──────── Dataset entries
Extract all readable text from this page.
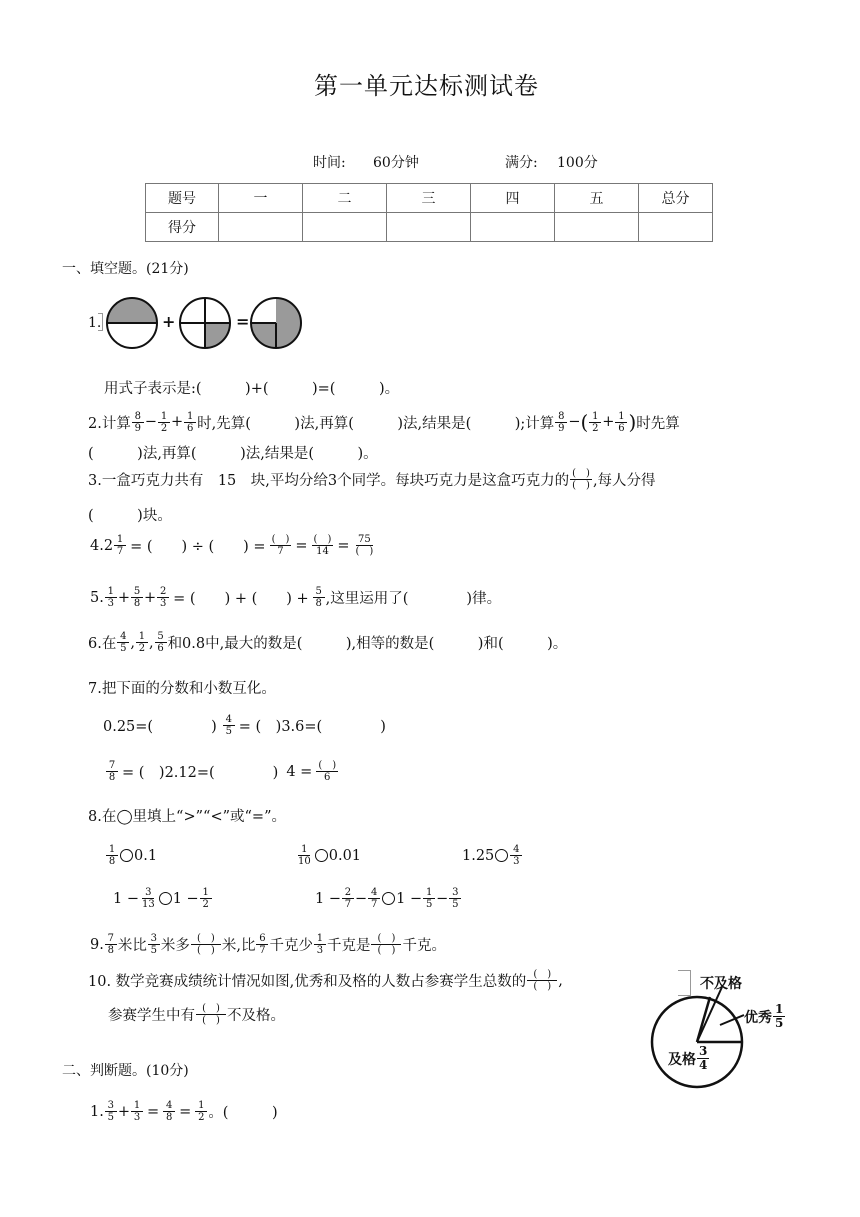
第一单元达标测试卷
时间: 60分钟	满分: 100分
题号	一	二	三	四	五	总分
得分						
一、填空题。(21分)
1.	+	=
用式子表示是:(　　　)+(　　　)=(　　　)。
2.计算 $\frac{8}{9} - \frac{1}{2} + \frac{1}{6}$ 时,先算(　　　)法,再算(　　　)法,结果是(　　　);计算 $\frac{8}{9}$ − ( $\frac{1}{2} + \frac{1}{6}$ ) 时先算
(　　　)法,再算(　　　)法,结果是(　　　)。
3.一盒巧克力共有　15　块,平均分给3个同学。每块巧克力是这盒巧克力的 $\frac{( )}{( )}$ ,每人分得
(　　　)块。
$4.2 \frac{1}{7}$ = (　　) ÷ (　　) = $\frac{( )}{7} = \frac{( )}{14} = \frac{75}{( )}$
5. $\frac{1}{3} + \frac{5}{8} + \frac{2}{3}$ = (　　) + (　　) + $\frac{5}{8}$ ,这里运用了(　　　　)律。
6.在 $\frac{4}{5}$ , $\frac{1}{2}$ , $\frac{5}{6}$ 和0.8中,最大的数是(　　　),相等的数是(　　　)和(　　　)。
7.把下面的分数和小数互化。
0.25=(　　　　) $\frac{4}{5}$ = (　)3.6=(　　　　)
$\frac{7}{8}$ = (　)2.12=(　　　　) $4 = \frac{( )}{6}$
8.在◯里填上“>”“<”或“=”。
$\frac{1}{8} 0.1$	$\frac{1}{10} 0.01$	$1.25 \frac{4}{3}$
$1 - \frac{3}{13} 1 - \frac{1}{2}$	$1 - \frac{2}{7} - \frac{4}{7} 1 - \frac{1}{5} - \frac{3}{5}$
9. $\frac{7}{8}$ 米比 $\frac{3}{5}$ 米多 $\frac{( )}{( )}$ 米,比 $\frac{6}{7}$ 千克少 $\frac{1}{3}$ 千克是 $\frac{( )}{( )}$ 千克。
10. 数学竞赛成绩统计情况如图,优秀和及格的人数占参赛学生总数的 $\frac{( )}{( )}$ ,
参赛学生中有 $\frac{( )}{( )}$ 不及格。
不及格
优秀 $\frac{1}{5}$
及格 $\frac{3}{4}$
二、判断题。(10分)
1. $\frac{3}{5} + \frac{1}{3} = \frac{4}{8} = \frac{1}{2}$ 。(　　　)
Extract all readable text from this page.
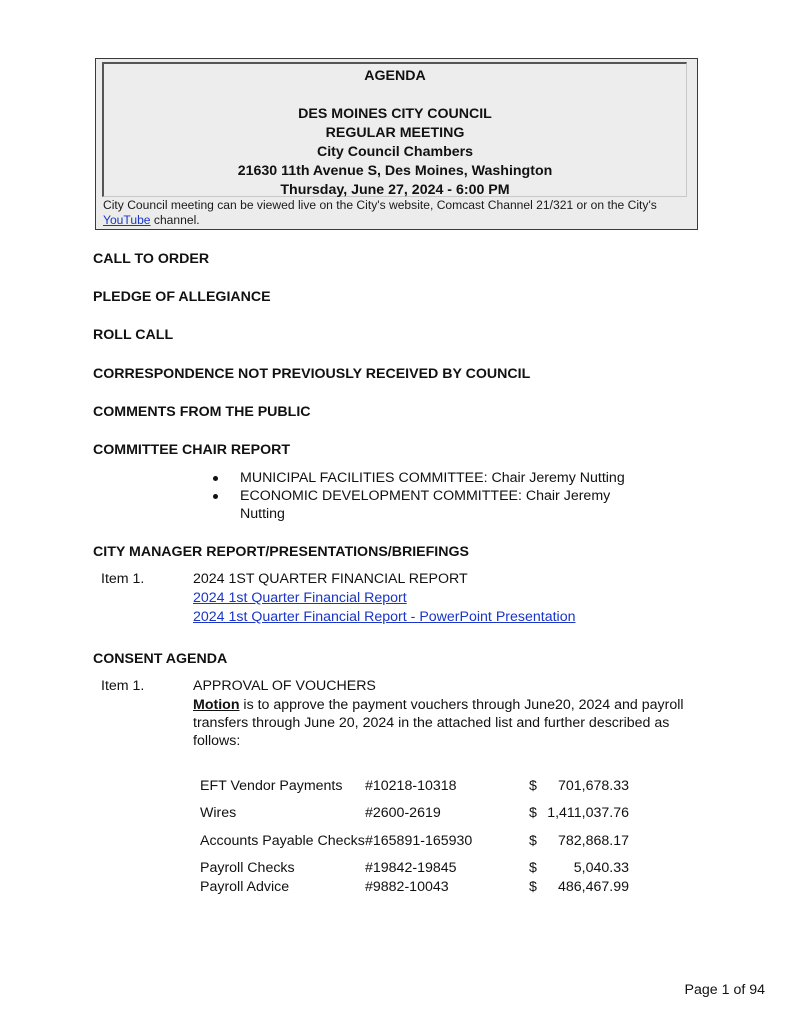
AGENDA
DES MOINES CITY COUNCIL
REGULAR MEETING
City Council Chambers
21630 11th Avenue S, Des Moines, Washington
Thursday, June 27, 2024 - 6:00 PM
City Council meeting can be viewed live on the City's website, Comcast Channel 21/321 or on the City's YouTube channel.
CALL TO ORDER
PLEDGE OF ALLEGIANCE
ROLL CALL
CORRESPONDENCE NOT PREVIOUSLY RECEIVED BY COUNCIL
COMMENTS FROM THE PUBLIC
COMMITTEE CHAIR REPORT
MUNICIPAL FACILITIES COMMITTEE: Chair Jeremy Nutting
ECONOMIC DEVELOPMENT COMMITTEE: Chair Jeremy Nutting
CITY MANAGER REPORT/PRESENTATIONS/BRIEFINGS
Item 1.	2024 1ST QUARTER FINANCIAL REPORT
2024 1st Quarter Financial Report
2024 1st Quarter Financial Report - PowerPoint Presentation
CONSENT AGENDA
Item 1.	APPROVAL OF VOUCHERS
Motion is to approve the payment vouchers through June20, 2024 and payroll transfers through June 20, 2024 in the attached list and further described as follows:
EFT Vendor Payments	#10218-10318	$	701,678.33
Wires	#2600-2619	$	1,411,037.76
Accounts Payable Checks	#165891-165930	$	782,868.17
Payroll Checks	#19842-19845	$	5,040.33
Payroll Advice	#9882-10043	$	486,467.99
Page 1 of 94
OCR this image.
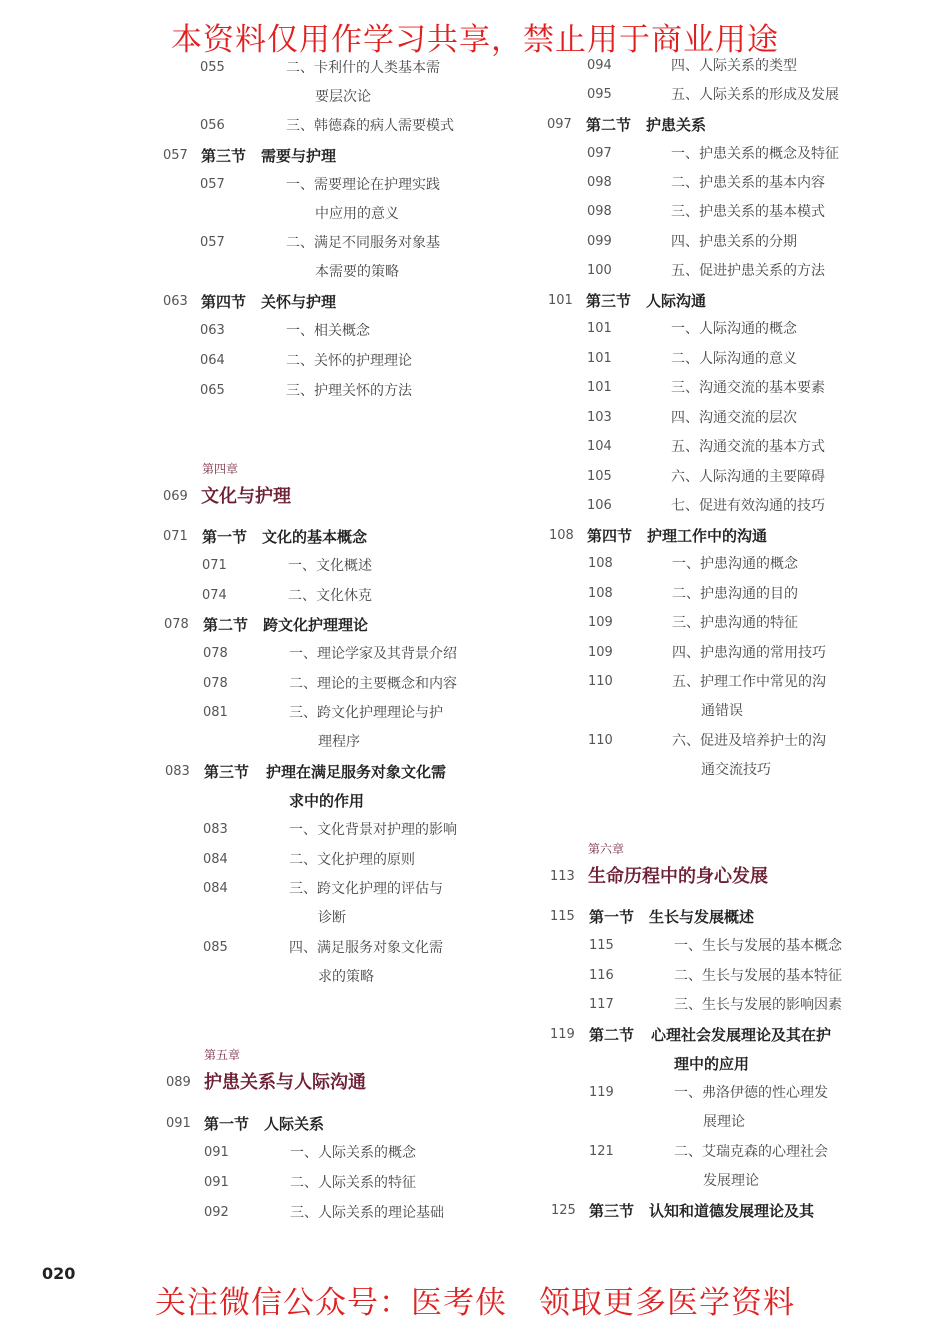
本资料仅用作学习共享，禁止用于商业用途
055	二、卡利什的人类基本需
要层次论
056	三、韩德森的病人需要模式
057 第三节 需要与护理
057	一、需要理论在护理实践
中应用的意义
057	二、满足不同服务对象基
本需要的策略
063 第四节 关怀与护理
063	一、相关概念
064	二、关怀的护理理论
065	三、护理关怀的方法
第四章
069 文化与护理
071 第一节 文化的基本概念
071	一、文化概述
074	二、文化休克
078 第二节 跨文化护理理论
078	一、理论学家及其背景介绍
078	二、理论的主要概念和内容
081	三、跨文化护理理论与护
理程序
083 第三节 护理在满足服务对象文化需
求中的作用
083	一、文化背景对护理的影响
084	二、文化护理的原则
084	三、跨文化护理的评估与
诊断
085	四、满足服务对象文化需
求的策略
第五章
089 护患关系与人际沟通
091 第一节 人际关系
091	一、人际关系的概念
091	二、人际关系的特征
092	三、人际关系的理论基础
094	四、人际关系的类型
095	五、人际关系的形成及发展
097 第二节 护患关系
097	一、护患关系的概念及特征
098	二、护患关系的基本内容
098	三、护患关系的基本模式
099	四、护患关系的分期
100	五、促进护患关系的方法
101 第三节 人际沟通
101	一、人际沟通的概念
101	二、人际沟通的意义
101	三、沟通交流的基本要素
103	四、沟通交流的层次
104	五、沟通交流的基本方式
105	六、人际沟通的主要障碍
106	七、促进有效沟通的技巧
108 第四节 护理工作中的沟通
108	一、护患沟通的概念
108	二、护患沟通的目的
109	三、护患沟通的特征
109	四、护患沟通的常用技巧
110	五、护理工作中常见的沟
通错误
110	六、促进及培养护士的沟
通交流技巧
第六章
113 生命历程中的身心发展
115 第一节 生长与发展概述
115	一、生长与发展的基本概念
116	二、生长与发展的基本特征
117	三、生长与发展的影响因素
119 第二节 心理社会发展理论及其在护
理中的应用
119	一、弗洛伊德的性心理发
展理论
121	二、艾瑞克森的心理社会
发展理论
125 第三节 认知和道德发展理论及其
020
关注微信公众号：医考侠　领取更多医学资料
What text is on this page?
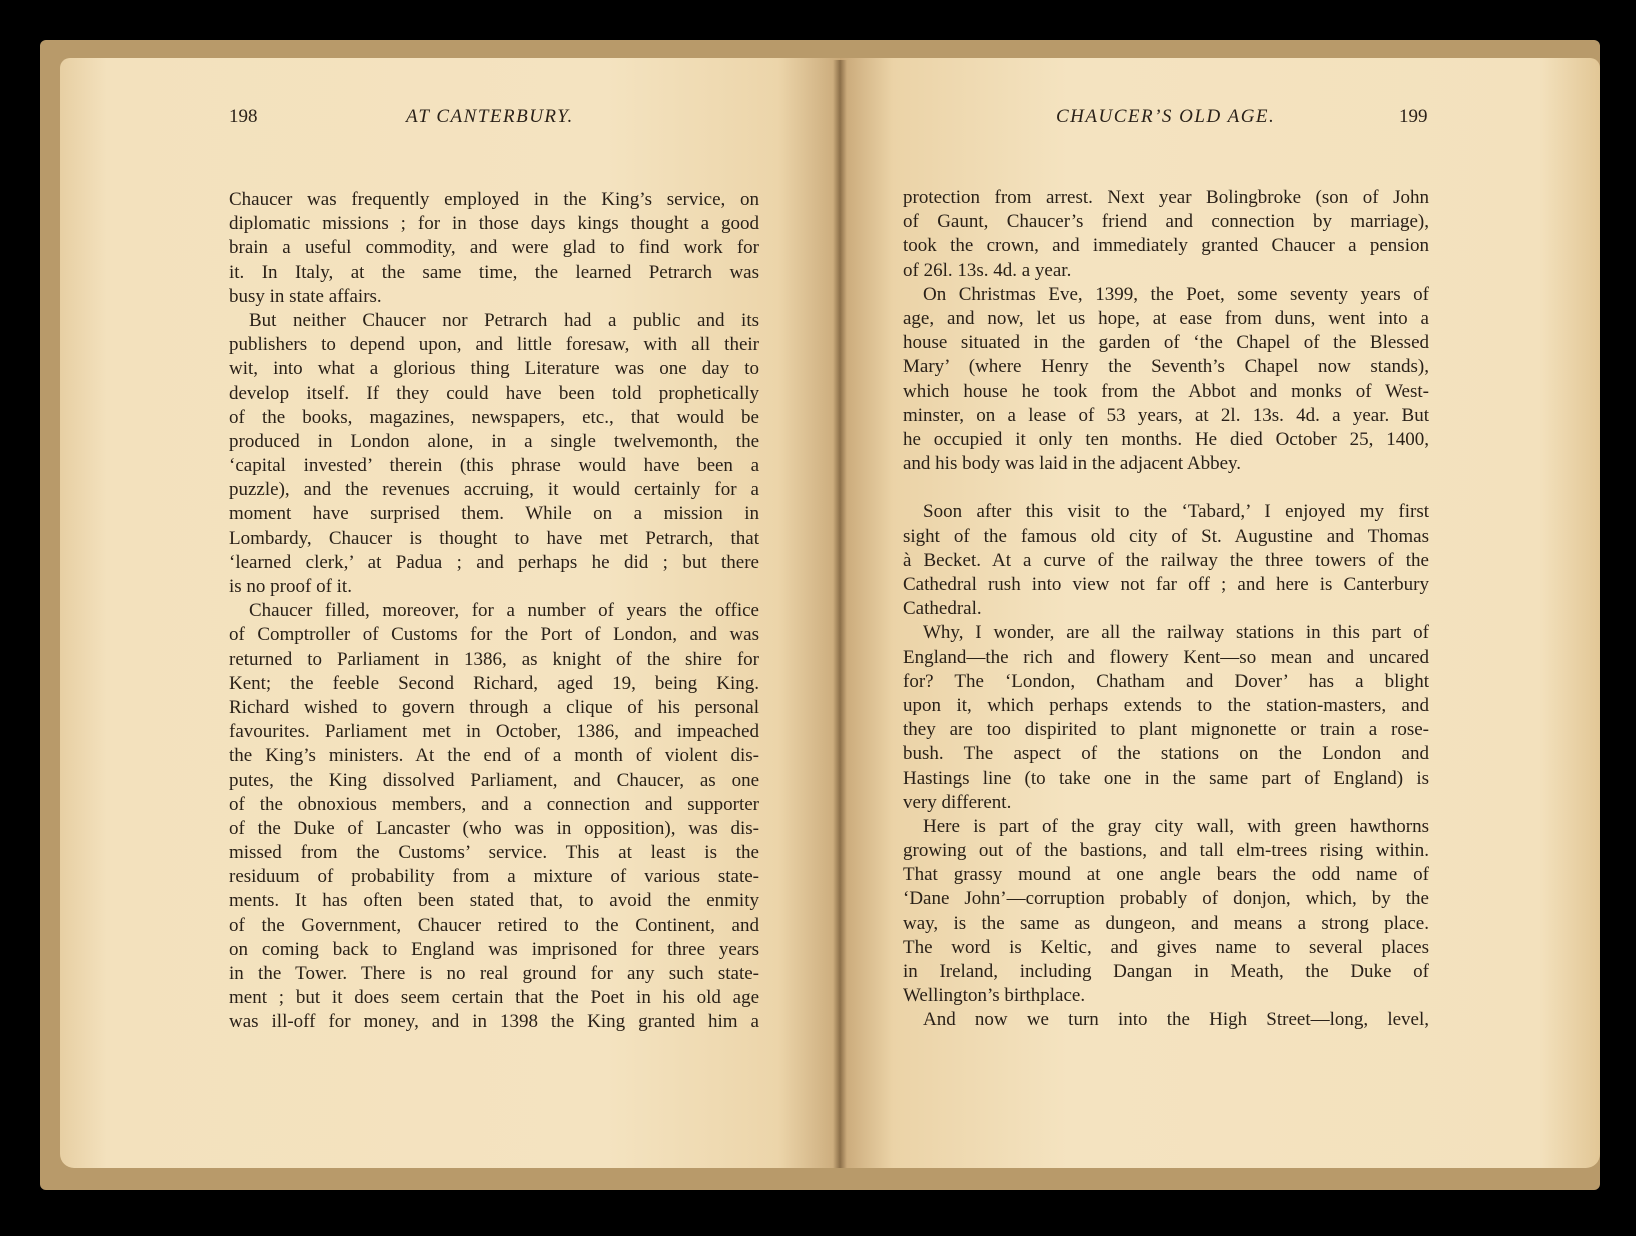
198	AT CANTERBURY.	CHAUCER’S OLD AGE.	199
Chaucer was frequently employed in the King’s service, on
diplomatic missions ; for in those days kings thought a good
brain a useful commodity, and were glad to find work for
it. In Italy, at the same time, the learned Petrarch was
busy in state affairs.
But neither Chaucer nor Petrarch had a public and its
publishers to depend upon, and little foresaw, with all their
wit, into what a glorious thing Literature was one day to
develop itself. If they could have been told prophetically
of the books, magazines, newspapers, etc., that would be
produced in London alone, in a single twelvemonth, the
‘capital invested’ therein (this phrase would have been a
puzzle), and the revenues accruing, it would certainly for a
moment have surprised them. While on a mission in
Lombardy, Chaucer is thought to have met Petrarch, that
‘learned clerk,’ at Padua ; and perhaps he did ; but there
is no proof of it.
Chaucer filled, moreover, for a number of years the office
of Comptroller of Customs for the Port of London, and was
returned to Parliament in 1386, as knight of the shire for
Kent; the feeble Second Richard, aged 19, being King.
Richard wished to govern through a clique of his personal
favourites. Parliament met in October, 1386, and impeached
the King’s ministers. At the end of a month of violent dis-
putes, the King dissolved Parliament, and Chaucer, as one
of the obnoxious members, and a connection and supporter
of the Duke of Lancaster (who was in opposition), was dis-
missed from the Customs’ service. This at least is the
residuum of probability from a mixture of various state-
ments. It has often been stated that, to avoid the enmity
of the Government, Chaucer retired to the Continent, and
on coming back to England was imprisoned for three years
in the Tower. There is no real ground for any such state-
ment ; but it does seem certain that the Poet in his old age
was ill-off for money, and in 1398 the King granted him a
protection from arrest. Next year Bolingbroke (son of John
of Gaunt, Chaucer’s friend and connection by marriage),
took the crown, and immediately granted Chaucer a pension
of 26l. 13s. 4d. a year.
On Christmas Eve, 1399, the Poet, some seventy years of
age, and now, let us hope, at ease from duns, went into a
house situated in the garden of ‘the Chapel of the Blessed
Mary’ (where Henry the Seventh’s Chapel now stands),
which house he took from the Abbot and monks of West-
minster, on a lease of 53 years, at 2l. 13s. 4d. a year. But
he occupied it only ten months. He died October 25, 1400,
and his body was laid in the adjacent Abbey.
Soon after this visit to the ‘Tabard,’ I enjoyed my first
sight of the famous old city of St. Augustine and Thomas
à Becket. At a curve of the railway the three towers of the
Cathedral rush into view not far off ; and here is Canterbury
Cathedral.
Why, I wonder, are all the railway stations in this part of
England—the rich and flowery Kent—so mean and uncared
for? The ‘London, Chatham and Dover’ has a blight
upon it, which perhaps extends to the station-masters, and
they are too dispirited to plant mignonette or train a rose-
bush. The aspect of the stations on the London and
Hastings line (to take one in the same part of England) is
very different.
Here is part of the gray city wall, with green hawthorns
growing out of the bastions, and tall elm-trees rising within.
That grassy mound at one angle bears the odd name of
‘Dane John’—corruption probably of donjon, which, by the
way, is the same as dungeon, and means a strong place.
The word is Keltic, and gives name to several places
in Ireland, including Dangan in Meath, the Duke of
Wellington’s birthplace.
And now we turn into the High Street—long, level,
────────────────
What is needed
Extract lines where the string "which" occurs.

Result
which house he took from the Abbot and monks of West-
upon it, which perhaps extends to the station-masters, and
‘Dane John’—corruption probably of donjon, which, by the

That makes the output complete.